(Region boundary data)
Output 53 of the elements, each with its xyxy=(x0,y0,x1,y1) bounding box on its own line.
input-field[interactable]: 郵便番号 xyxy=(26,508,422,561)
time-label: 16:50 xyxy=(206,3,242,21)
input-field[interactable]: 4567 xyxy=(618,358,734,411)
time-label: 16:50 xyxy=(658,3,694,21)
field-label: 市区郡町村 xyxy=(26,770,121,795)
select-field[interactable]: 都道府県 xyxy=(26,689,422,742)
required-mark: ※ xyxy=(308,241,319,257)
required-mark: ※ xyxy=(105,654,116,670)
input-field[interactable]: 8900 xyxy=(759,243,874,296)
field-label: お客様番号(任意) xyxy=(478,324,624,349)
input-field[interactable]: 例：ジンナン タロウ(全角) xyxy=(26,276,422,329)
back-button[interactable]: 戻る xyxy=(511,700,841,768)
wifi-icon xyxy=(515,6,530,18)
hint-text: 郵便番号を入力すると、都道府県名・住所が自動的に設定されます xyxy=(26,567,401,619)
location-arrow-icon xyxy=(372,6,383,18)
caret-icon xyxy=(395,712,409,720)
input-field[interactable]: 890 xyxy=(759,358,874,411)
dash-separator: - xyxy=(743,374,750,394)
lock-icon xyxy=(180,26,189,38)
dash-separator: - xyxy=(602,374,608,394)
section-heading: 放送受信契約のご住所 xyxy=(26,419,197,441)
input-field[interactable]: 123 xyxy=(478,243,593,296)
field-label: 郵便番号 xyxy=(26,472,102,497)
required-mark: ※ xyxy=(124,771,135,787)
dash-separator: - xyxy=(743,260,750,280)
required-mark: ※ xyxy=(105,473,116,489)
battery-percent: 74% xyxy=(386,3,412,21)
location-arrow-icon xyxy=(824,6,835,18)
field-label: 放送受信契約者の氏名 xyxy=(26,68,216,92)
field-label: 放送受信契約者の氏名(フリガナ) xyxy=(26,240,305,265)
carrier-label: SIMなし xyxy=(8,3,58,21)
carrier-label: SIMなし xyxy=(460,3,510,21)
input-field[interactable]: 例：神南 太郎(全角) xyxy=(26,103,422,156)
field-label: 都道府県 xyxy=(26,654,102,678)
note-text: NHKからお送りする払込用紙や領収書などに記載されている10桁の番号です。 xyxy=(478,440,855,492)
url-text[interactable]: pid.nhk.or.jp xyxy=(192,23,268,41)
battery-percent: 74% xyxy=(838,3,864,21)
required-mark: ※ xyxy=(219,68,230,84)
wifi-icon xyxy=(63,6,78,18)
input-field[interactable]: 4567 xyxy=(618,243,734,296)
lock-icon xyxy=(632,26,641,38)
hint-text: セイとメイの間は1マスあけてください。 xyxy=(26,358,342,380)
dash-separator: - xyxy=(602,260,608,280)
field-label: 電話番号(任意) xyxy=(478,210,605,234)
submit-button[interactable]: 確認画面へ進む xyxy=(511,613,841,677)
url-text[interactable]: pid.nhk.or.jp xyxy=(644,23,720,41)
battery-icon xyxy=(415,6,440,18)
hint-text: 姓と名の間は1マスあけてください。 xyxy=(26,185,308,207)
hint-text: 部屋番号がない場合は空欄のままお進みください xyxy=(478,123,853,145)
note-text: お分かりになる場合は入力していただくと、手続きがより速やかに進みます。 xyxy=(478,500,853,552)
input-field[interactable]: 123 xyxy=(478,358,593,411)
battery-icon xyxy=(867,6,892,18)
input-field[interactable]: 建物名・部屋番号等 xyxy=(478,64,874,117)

...

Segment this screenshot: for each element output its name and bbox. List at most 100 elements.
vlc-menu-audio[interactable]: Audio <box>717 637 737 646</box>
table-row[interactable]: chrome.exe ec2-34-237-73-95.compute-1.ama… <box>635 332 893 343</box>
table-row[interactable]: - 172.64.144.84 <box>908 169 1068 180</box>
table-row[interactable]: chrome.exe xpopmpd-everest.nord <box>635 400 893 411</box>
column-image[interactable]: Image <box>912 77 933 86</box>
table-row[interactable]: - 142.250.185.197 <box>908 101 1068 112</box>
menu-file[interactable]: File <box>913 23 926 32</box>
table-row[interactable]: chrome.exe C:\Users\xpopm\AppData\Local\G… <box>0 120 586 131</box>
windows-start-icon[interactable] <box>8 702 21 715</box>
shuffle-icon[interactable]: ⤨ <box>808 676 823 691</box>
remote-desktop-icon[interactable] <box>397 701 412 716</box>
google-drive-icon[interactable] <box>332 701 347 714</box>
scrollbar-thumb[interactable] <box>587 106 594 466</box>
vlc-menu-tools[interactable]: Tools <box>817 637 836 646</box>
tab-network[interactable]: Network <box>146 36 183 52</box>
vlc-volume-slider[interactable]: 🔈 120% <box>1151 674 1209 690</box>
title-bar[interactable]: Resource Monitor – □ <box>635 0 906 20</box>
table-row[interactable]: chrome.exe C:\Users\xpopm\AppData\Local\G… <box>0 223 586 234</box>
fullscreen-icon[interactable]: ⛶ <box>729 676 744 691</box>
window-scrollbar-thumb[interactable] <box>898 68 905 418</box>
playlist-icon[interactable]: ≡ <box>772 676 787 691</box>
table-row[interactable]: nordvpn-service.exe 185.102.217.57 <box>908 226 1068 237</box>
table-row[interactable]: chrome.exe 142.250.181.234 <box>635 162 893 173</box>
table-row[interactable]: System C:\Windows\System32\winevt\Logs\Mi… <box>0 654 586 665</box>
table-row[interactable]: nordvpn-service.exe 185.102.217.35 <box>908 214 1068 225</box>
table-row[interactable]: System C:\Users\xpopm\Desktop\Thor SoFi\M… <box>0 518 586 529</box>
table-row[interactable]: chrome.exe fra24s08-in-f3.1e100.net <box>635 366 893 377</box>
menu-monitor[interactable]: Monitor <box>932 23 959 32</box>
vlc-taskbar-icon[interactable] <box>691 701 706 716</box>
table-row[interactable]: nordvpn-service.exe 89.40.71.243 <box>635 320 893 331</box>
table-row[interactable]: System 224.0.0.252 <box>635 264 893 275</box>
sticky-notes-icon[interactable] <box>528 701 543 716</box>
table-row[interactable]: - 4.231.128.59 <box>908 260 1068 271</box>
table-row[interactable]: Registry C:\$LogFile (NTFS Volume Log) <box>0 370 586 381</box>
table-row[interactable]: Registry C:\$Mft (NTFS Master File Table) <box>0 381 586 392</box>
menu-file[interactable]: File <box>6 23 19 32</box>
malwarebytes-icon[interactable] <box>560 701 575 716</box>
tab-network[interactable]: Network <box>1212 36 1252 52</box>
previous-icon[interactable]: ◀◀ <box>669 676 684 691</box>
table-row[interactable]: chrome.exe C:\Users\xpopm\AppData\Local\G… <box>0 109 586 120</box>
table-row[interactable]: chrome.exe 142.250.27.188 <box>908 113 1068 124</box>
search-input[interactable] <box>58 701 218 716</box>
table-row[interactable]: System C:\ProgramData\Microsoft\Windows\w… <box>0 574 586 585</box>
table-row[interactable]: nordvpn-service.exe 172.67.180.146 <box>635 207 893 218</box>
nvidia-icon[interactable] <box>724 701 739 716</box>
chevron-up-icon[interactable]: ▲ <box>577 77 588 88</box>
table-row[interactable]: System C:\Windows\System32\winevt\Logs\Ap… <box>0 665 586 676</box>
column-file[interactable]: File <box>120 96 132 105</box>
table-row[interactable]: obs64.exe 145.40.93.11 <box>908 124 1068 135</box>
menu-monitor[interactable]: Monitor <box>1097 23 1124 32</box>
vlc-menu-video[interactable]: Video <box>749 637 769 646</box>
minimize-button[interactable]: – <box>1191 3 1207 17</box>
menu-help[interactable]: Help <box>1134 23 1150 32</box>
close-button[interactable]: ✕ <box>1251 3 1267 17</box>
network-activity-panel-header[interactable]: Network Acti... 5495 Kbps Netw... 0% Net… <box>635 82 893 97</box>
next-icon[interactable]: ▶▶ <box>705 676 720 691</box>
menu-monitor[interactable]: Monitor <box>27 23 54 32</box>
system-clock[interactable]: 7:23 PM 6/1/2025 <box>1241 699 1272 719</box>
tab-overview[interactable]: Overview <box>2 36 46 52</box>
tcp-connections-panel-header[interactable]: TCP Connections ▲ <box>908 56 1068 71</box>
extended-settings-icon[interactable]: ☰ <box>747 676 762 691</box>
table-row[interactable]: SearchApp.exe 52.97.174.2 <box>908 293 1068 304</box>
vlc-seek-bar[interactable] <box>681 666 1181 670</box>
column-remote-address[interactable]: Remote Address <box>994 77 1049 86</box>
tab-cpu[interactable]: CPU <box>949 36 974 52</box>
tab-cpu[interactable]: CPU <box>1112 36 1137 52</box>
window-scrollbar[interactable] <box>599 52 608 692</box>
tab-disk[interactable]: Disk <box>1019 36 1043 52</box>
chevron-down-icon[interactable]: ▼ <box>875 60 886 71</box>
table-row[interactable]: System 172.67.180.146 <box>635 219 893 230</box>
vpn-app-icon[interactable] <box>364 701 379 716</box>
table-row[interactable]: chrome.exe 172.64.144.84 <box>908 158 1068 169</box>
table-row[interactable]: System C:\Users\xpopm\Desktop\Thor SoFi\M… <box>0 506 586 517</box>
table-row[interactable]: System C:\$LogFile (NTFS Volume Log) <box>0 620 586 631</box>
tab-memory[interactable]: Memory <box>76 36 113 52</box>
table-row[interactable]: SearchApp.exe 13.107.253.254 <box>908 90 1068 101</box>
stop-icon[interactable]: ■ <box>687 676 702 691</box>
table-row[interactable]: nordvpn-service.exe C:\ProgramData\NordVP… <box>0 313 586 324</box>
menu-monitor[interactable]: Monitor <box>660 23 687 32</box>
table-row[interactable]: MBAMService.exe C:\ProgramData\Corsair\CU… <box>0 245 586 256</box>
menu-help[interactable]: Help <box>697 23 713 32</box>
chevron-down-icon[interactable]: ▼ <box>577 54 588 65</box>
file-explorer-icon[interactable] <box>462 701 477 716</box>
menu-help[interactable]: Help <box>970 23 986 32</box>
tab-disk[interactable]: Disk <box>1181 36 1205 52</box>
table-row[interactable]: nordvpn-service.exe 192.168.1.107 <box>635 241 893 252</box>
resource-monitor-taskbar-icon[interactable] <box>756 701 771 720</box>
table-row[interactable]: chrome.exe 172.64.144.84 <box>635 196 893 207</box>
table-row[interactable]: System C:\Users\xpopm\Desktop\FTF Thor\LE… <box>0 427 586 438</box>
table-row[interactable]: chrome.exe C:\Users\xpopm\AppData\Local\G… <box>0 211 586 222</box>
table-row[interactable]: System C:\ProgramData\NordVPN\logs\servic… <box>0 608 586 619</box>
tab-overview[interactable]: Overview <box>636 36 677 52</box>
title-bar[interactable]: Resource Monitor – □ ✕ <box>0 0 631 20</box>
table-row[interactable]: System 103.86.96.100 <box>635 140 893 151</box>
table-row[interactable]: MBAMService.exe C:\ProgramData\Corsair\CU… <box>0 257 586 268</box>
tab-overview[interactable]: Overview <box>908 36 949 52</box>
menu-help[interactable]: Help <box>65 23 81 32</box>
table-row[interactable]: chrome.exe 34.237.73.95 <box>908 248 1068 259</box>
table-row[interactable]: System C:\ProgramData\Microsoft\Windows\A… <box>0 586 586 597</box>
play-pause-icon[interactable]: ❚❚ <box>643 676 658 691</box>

...

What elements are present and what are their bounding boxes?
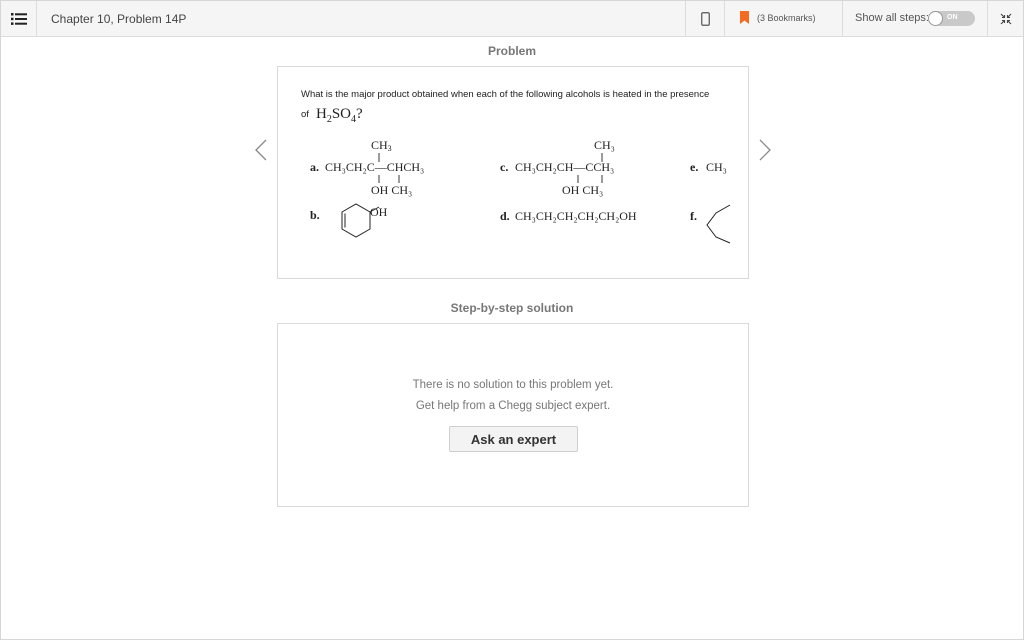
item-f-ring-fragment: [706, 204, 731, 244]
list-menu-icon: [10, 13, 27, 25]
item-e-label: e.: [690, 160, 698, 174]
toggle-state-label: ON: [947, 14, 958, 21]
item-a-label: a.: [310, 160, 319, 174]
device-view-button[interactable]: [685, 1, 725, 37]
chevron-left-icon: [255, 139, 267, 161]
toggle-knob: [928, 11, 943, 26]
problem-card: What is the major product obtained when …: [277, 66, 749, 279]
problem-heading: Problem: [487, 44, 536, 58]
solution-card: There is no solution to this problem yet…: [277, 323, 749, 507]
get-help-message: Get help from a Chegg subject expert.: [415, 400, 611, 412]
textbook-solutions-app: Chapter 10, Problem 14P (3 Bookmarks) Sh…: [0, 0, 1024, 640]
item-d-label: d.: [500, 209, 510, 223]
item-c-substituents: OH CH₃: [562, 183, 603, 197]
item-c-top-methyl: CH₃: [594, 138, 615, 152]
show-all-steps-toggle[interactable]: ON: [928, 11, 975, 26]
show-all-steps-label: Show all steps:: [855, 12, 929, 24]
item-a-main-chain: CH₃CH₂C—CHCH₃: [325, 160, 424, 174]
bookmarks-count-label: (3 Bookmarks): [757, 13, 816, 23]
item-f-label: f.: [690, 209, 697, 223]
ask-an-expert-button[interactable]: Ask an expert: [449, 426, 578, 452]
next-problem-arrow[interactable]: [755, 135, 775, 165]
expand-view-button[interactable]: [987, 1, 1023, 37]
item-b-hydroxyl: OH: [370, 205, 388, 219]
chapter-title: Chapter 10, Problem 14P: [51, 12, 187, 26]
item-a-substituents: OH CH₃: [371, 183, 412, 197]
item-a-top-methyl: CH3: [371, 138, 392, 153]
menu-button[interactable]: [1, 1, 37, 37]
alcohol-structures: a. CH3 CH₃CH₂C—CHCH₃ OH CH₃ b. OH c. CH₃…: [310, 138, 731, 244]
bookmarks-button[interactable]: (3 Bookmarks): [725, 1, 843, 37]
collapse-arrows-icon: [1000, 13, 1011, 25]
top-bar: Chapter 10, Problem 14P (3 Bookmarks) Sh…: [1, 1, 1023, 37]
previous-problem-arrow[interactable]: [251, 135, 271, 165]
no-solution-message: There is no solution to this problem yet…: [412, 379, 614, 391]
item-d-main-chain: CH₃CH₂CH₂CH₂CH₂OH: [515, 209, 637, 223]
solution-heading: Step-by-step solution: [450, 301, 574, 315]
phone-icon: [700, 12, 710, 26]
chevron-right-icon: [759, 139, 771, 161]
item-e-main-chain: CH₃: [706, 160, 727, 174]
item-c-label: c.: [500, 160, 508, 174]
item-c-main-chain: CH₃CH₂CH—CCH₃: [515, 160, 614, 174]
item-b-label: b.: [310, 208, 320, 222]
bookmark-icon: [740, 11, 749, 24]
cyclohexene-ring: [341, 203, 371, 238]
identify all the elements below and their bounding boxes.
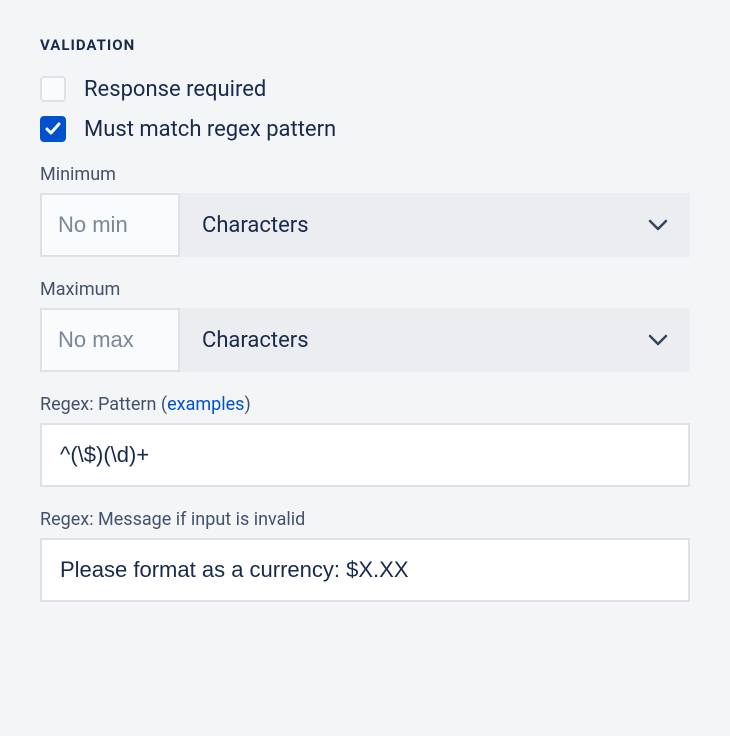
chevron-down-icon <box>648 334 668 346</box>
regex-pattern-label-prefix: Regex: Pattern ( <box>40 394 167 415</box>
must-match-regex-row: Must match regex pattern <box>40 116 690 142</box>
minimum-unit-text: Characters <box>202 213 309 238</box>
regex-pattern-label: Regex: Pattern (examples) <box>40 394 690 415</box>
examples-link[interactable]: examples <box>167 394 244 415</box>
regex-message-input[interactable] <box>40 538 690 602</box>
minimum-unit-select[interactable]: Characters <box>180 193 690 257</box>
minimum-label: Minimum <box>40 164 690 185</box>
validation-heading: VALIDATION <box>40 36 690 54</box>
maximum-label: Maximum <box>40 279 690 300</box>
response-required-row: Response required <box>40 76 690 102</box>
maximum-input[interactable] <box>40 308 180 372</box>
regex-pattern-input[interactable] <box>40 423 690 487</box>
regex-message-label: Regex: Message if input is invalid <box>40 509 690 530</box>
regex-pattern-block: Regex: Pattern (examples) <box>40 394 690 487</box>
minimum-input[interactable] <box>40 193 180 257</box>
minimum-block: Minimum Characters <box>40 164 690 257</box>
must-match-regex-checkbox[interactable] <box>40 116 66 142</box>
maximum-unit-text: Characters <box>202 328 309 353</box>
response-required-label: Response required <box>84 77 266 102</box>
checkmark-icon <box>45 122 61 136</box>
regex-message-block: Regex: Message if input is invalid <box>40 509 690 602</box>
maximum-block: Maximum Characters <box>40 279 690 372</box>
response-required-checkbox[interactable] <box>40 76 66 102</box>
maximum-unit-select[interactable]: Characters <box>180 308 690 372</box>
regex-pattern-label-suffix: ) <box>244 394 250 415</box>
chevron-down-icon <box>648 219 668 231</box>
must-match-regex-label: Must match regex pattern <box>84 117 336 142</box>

## YOUR GOAL
Please copy out, word for word, the entries from the line containing "Output 53 of" through the line containing "input-field[interactable]: 4567 xyxy=(618,358,734,411)", with both of those lines included.

## FINAL RESULT
Output 53 of the elements, each with its xyxy=(x0,y0,x1,y1) bounding box on its own line.
input-field[interactable]: 郵便番号 xyxy=(26,508,422,561)
time-label: 16:50 xyxy=(206,3,242,21)
input-field[interactable]: 4567 xyxy=(618,358,734,411)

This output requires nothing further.